Written instruction:
Every line that contains the word "ylabel" should be copied.

Excerpts from a figure dataset
--------------------
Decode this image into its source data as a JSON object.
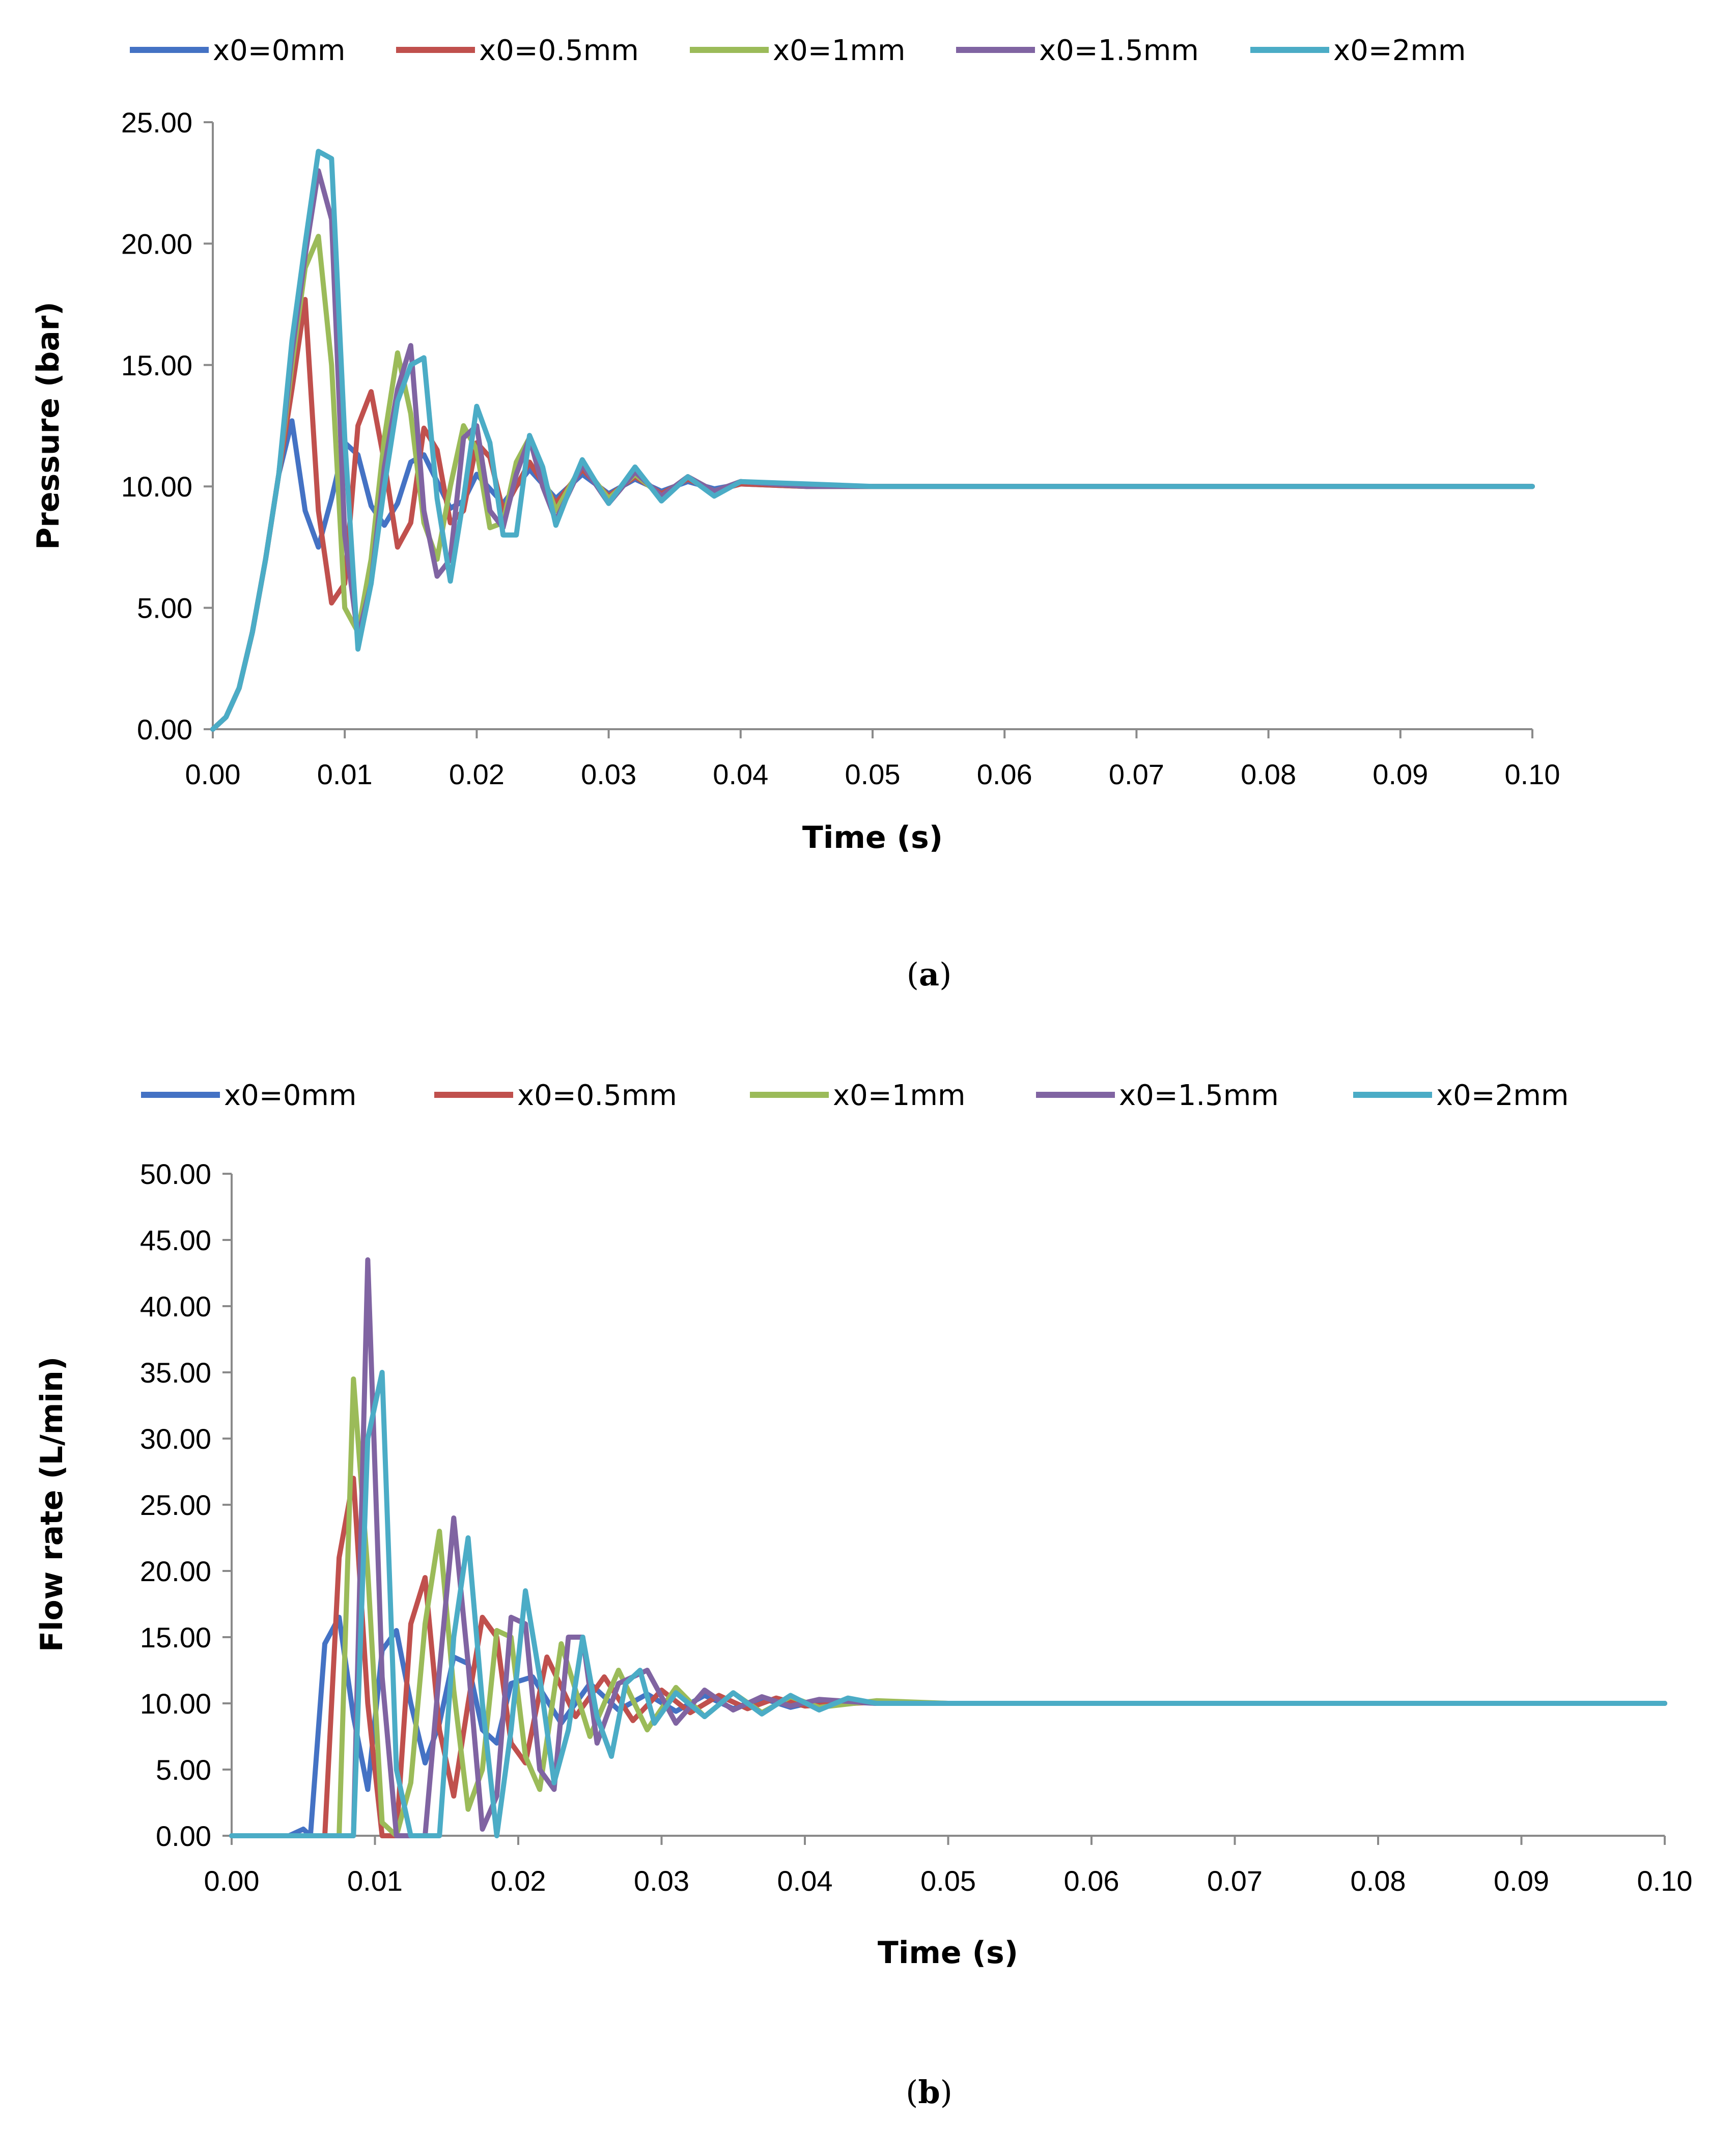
{
  "chart_data": [
    {
      "type": "line",
      "panel": "a",
      "caption_letter": "a",
      "caption": "(a)",
      "xlabel": "Time (s)",
      "ylabel": "Pressure (bar)",
      "xlim": [
        0,
        0.1
      ],
      "ylim": [
        0,
        25
      ],
      "x_ticks": [
        "0.00",
        "0.01",
        "0.02",
        "0.03",
        "0.04",
        "0.05",
        "0.06",
        "0.07",
        "0.08",
        "0.09",
        "0.10"
      ],
      "y_ticks": [
        "0.00",
        "5.00",
        "10.00",
        "15.00",
        "20.00",
        "25.00"
      ],
      "legend_position": "top",
      "series": [
        {
          "name": "x0=0mm",
          "color": "#4472C4",
          "x": [
            0,
            0.001,
            0.002,
            0.003,
            0.004,
            0.005,
            0.006,
            0.007,
            0.008,
            0.009,
            0.01,
            0.011,
            0.012,
            0.013,
            0.014,
            0.015,
            0.016,
            0.017,
            0.018,
            0.019,
            0.02,
            0.022,
            0.024,
            0.026,
            0.028,
            0.03,
            0.032,
            0.034,
            0.036,
            0.038,
            0.04,
            0.045,
            0.05,
            0.055,
            0.06,
            0.07,
            0.08,
            0.09,
            0.1
          ],
          "y": [
            0,
            0.5,
            1.7,
            4,
            7,
            10.5,
            12.7,
            9,
            7.5,
            9.5,
            11.8,
            11.3,
            9.2,
            8.4,
            9.3,
            11,
            11.3,
            10.2,
            9.1,
            9.4,
            10.5,
            9.3,
            10.7,
            9.5,
            10.5,
            9.7,
            10.3,
            9.8,
            10.2,
            9.9,
            10.1,
            10,
            10,
            10,
            10,
            10,
            10,
            10,
            10
          ]
        },
        {
          "name": "x0=0.5mm",
          "color": "#C0504D",
          "x": [
            0,
            0.001,
            0.002,
            0.003,
            0.004,
            0.005,
            0.006,
            0.007,
            0.008,
            0.009,
            0.01,
            0.011,
            0.012,
            0.013,
            0.014,
            0.015,
            0.016,
            0.017,
            0.018,
            0.019,
            0.02,
            0.021,
            0.022,
            0.024,
            0.026,
            0.028,
            0.03,
            0.032,
            0.034,
            0.036,
            0.038,
            0.04,
            0.045,
            0.05,
            0.055,
            0.06,
            0.07,
            0.08,
            0.09,
            0.1
          ],
          "y": [
            0,
            0.5,
            1.7,
            4,
            7,
            10.5,
            14,
            17.7,
            9,
            5.2,
            6,
            12.5,
            13.9,
            11,
            7.5,
            8.5,
            12.4,
            11.5,
            8.5,
            9,
            11.8,
            11.2,
            9,
            11,
            9.3,
            10.7,
            9.6,
            10.4,
            9.7,
            10.3,
            9.8,
            10.1,
            10,
            10,
            10,
            10,
            10,
            10,
            10,
            10
          ]
        },
        {
          "name": "x0=1mm",
          "color": "#9BBB59",
          "x": [
            0,
            0.001,
            0.002,
            0.003,
            0.004,
            0.005,
            0.006,
            0.007,
            0.008,
            0.009,
            0.01,
            0.011,
            0.012,
            0.013,
            0.014,
            0.015,
            0.016,
            0.017,
            0.018,
            0.019,
            0.02,
            0.021,
            0.022,
            0.023,
            0.024,
            0.026,
            0.028,
            0.03,
            0.032,
            0.034,
            0.036,
            0.038,
            0.04,
            0.045,
            0.05,
            0.055,
            0.06,
            0.07,
            0.08,
            0.09,
            0.1
          ],
          "y": [
            0,
            0.5,
            1.7,
            4,
            7,
            10.5,
            15,
            19,
            20.3,
            15,
            5,
            4,
            7,
            12,
            15.5,
            13,
            8.5,
            7,
            10,
            12.5,
            11.5,
            8.3,
            8.5,
            11,
            12,
            9,
            10.9,
            9.5,
            10.5,
            9.6,
            10.4,
            9.8,
            10.2,
            10,
            10,
            10,
            10,
            10,
            10,
            10,
            10
          ]
        },
        {
          "name": "x0=1.5mm",
          "color": "#8064A2",
          "x": [
            0,
            0.001,
            0.002,
            0.003,
            0.004,
            0.005,
            0.006,
            0.007,
            0.008,
            0.009,
            0.01,
            0.011,
            0.012,
            0.013,
            0.014,
            0.015,
            0.016,
            0.017,
            0.018,
            0.019,
            0.02,
            0.021,
            0.022,
            0.023,
            0.024,
            0.025,
            0.026,
            0.028,
            0.03,
            0.032,
            0.034,
            0.036,
            0.038,
            0.04,
            0.045,
            0.05,
            0.055,
            0.06,
            0.07,
            0.08,
            0.09,
            0.1
          ],
          "y": [
            0,
            0.5,
            1.7,
            4,
            7,
            10.5,
            15.5,
            19.5,
            23,
            21,
            8,
            3.8,
            6,
            10.8,
            14,
            15.8,
            9,
            6.3,
            7,
            12,
            12.5,
            9,
            8.3,
            10.5,
            12,
            10,
            8.6,
            10.9,
            9.3,
            10.6,
            9.6,
            10.4,
            9.8,
            10.2,
            10,
            10,
            10,
            10,
            10,
            10,
            10,
            10
          ]
        },
        {
          "name": "x0=2mm",
          "color": "#4BACC6",
          "x": [
            0,
            0.001,
            0.002,
            0.003,
            0.004,
            0.005,
            0.006,
            0.007,
            0.008,
            0.009,
            0.01,
            0.011,
            0.012,
            0.013,
            0.014,
            0.015,
            0.016,
            0.017,
            0.018,
            0.019,
            0.02,
            0.021,
            0.022,
            0.023,
            0.024,
            0.025,
            0.026,
            0.027,
            0.028,
            0.029,
            0.03,
            0.032,
            0.034,
            0.036,
            0.038,
            0.04,
            0.045,
            0.05,
            0.055,
            0.06,
            0.07,
            0.08,
            0.09,
            0.1
          ],
          "y": [
            0,
            0.5,
            1.7,
            4,
            7,
            10.5,
            16,
            20,
            23.8,
            23.5,
            12,
            3.3,
            6,
            10,
            13.5,
            15,
            15.3,
            9.5,
            6.1,
            9.5,
            13.3,
            11.8,
            8,
            8,
            12.1,
            10.8,
            8.4,
            9.8,
            11.1,
            10.2,
            9.3,
            10.8,
            9.4,
            10.4,
            9.6,
            10.2,
            10.1,
            10,
            10,
            10,
            10,
            10,
            10,
            10
          ]
        }
      ]
    },
    {
      "type": "line",
      "panel": "b",
      "caption_letter": "b",
      "caption": "(b)",
      "xlabel": "Time (s)",
      "ylabel": "Flow rate (L/min)",
      "xlim": [
        0,
        0.1
      ],
      "ylim": [
        0,
        50
      ],
      "x_ticks": [
        "0.00",
        "0.01",
        "0.02",
        "0.03",
        "0.04",
        "0.05",
        "0.06",
        "0.07",
        "0.08",
        "0.09",
        "0.10"
      ],
      "y_ticks": [
        "0.00",
        "5.00",
        "10.00",
        "15.00",
        "20.00",
        "25.00",
        "30.00",
        "35.00",
        "40.00",
        "45.00",
        "50.00"
      ],
      "legend_position": "top",
      "series": [
        {
          "name": "x0=0mm",
          "color": "#4472C4",
          "x": [
            0,
            0.001,
            0.002,
            0.003,
            0.004,
            0.005,
            0.0055,
            0.0065,
            0.0075,
            0.0085,
            0.0095,
            0.0105,
            0.0115,
            0.0125,
            0.0135,
            0.0145,
            0.0155,
            0.0165,
            0.0175,
            0.0185,
            0.0195,
            0.021,
            0.023,
            0.025,
            0.027,
            0.029,
            0.031,
            0.033,
            0.035,
            0.037,
            0.039,
            0.041,
            0.045,
            0.05,
            0.055,
            0.06,
            0.07,
            0.08,
            0.09,
            0.1
          ],
          "y": [
            0,
            0,
            0,
            0,
            0,
            0.5,
            0,
            14.5,
            16.5,
            9,
            3.5,
            14,
            15.5,
            10,
            5.5,
            8.5,
            13.5,
            13,
            8,
            7,
            11.5,
            12,
            8.5,
            11.5,
            9.5,
            10.7,
            9.4,
            10.6,
            9.6,
            10.4,
            9.7,
            10.2,
            10,
            10,
            10,
            10,
            10,
            10,
            10,
            10
          ]
        },
        {
          "name": "x0=0.5mm",
          "color": "#C0504D",
          "x": [
            0,
            0.001,
            0.002,
            0.003,
            0.004,
            0.005,
            0.006,
            0.0065,
            0.0075,
            0.0085,
            0.0095,
            0.0105,
            0.0115,
            0.0125,
            0.0135,
            0.0145,
            0.0155,
            0.0165,
            0.0175,
            0.0185,
            0.0195,
            0.0205,
            0.022,
            0.024,
            0.026,
            0.028,
            0.03,
            0.032,
            0.034,
            0.036,
            0.038,
            0.04,
            0.045,
            0.05,
            0.055,
            0.06,
            0.07,
            0.08,
            0.09,
            0.1
          ],
          "y": [
            0,
            0,
            0,
            0,
            0,
            0,
            0,
            0,
            21,
            27,
            10,
            0,
            0,
            16,
            19.5,
            8,
            3,
            10,
            16.5,
            15,
            7,
            5.5,
            13.5,
            9,
            12,
            8.7,
            11,
            9.3,
            10.6,
            9.6,
            10.4,
            9.8,
            10.1,
            10,
            10,
            10,
            10,
            10,
            10,
            10
          ]
        },
        {
          "name": "x0=1mm",
          "color": "#9BBB59",
          "x": [
            0,
            0.001,
            0.002,
            0.003,
            0.004,
            0.005,
            0.006,
            0.007,
            0.0075,
            0.0085,
            0.0095,
            0.0105,
            0.0115,
            0.0125,
            0.0135,
            0.0145,
            0.0155,
            0.0165,
            0.0175,
            0.0185,
            0.0195,
            0.0205,
            0.0215,
            0.023,
            0.025,
            0.027,
            0.029,
            0.031,
            0.033,
            0.035,
            0.037,
            0.039,
            0.041,
            0.045,
            0.05,
            0.055,
            0.06,
            0.07,
            0.08,
            0.09,
            0.1
          ],
          "y": [
            0,
            0,
            0,
            0,
            0,
            0,
            0,
            0,
            0,
            34.5,
            20,
            1,
            0,
            4,
            16,
            23,
            11,
            2,
            5,
            15.5,
            15,
            6,
            3.5,
            14.5,
            7.5,
            12.5,
            8,
            11.2,
            9,
            10.8,
            9.3,
            10.5,
            9.7,
            10.2,
            10,
            10,
            10,
            10,
            10,
            10,
            10
          ]
        },
        {
          "name": "x0=1.5mm",
          "color": "#8064A2",
          "x": [
            0,
            0.001,
            0.002,
            0.003,
            0.004,
            0.005,
            0.006,
            0.007,
            0.008,
            0.0085,
            0.0095,
            0.0105,
            0.0115,
            0.0125,
            0.0135,
            0.0145,
            0.0155,
            0.0165,
            0.0175,
            0.0185,
            0.0195,
            0.0205,
            0.0215,
            0.0225,
            0.0235,
            0.0245,
            0.0255,
            0.027,
            0.029,
            0.031,
            0.033,
            0.035,
            0.037,
            0.039,
            0.041,
            0.045,
            0.05,
            0.055,
            0.06,
            0.07,
            0.08,
            0.09,
            0.1
          ],
          "y": [
            0,
            0,
            0,
            0,
            0,
            0,
            0,
            0,
            0,
            0,
            43.5,
            12,
            0,
            0,
            0,
            12.5,
            24,
            13,
            0.5,
            3,
            16.5,
            16,
            5,
            3.5,
            15,
            15,
            7,
            11.5,
            12.5,
            8.5,
            11,
            9.5,
            10.5,
            9.8,
            10.3,
            10,
            10,
            10,
            10,
            10,
            10,
            10,
            10
          ]
        },
        {
          "name": "x0=2mm",
          "color": "#4BACC6",
          "x": [
            0,
            0.001,
            0.002,
            0.003,
            0.004,
            0.005,
            0.006,
            0.007,
            0.008,
            0.0085,
            0.0095,
            0.0105,
            0.0115,
            0.0125,
            0.0135,
            0.0145,
            0.0155,
            0.0165,
            0.0175,
            0.0185,
            0.0195,
            0.0205,
            0.0215,
            0.0225,
            0.0235,
            0.0245,
            0.0255,
            0.0265,
            0.0275,
            0.0285,
            0.0295,
            0.031,
            0.033,
            0.035,
            0.037,
            0.039,
            0.041,
            0.043,
            0.045,
            0.05,
            0.055,
            0.06,
            0.07,
            0.08,
            0.09,
            0.1
          ],
          "y": [
            0,
            0,
            0,
            0,
            0,
            0,
            0,
            0,
            0,
            0,
            30,
            35,
            5,
            0,
            0,
            0,
            15,
            22.5,
            10,
            0,
            8,
            18.5,
            12,
            4,
            8,
            15,
            9,
            6,
            11.5,
            12.5,
            8.5,
            10.8,
            9,
            10.8,
            9.2,
            10.6,
            9.5,
            10.4,
            10,
            10,
            10,
            10,
            10,
            10,
            10,
            10
          ]
        }
      ]
    }
  ]
}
--------------------
Finished exercise:
      "ylabel": "Pressure (bar)",
      "ylabel": "Flow rate (L/min)",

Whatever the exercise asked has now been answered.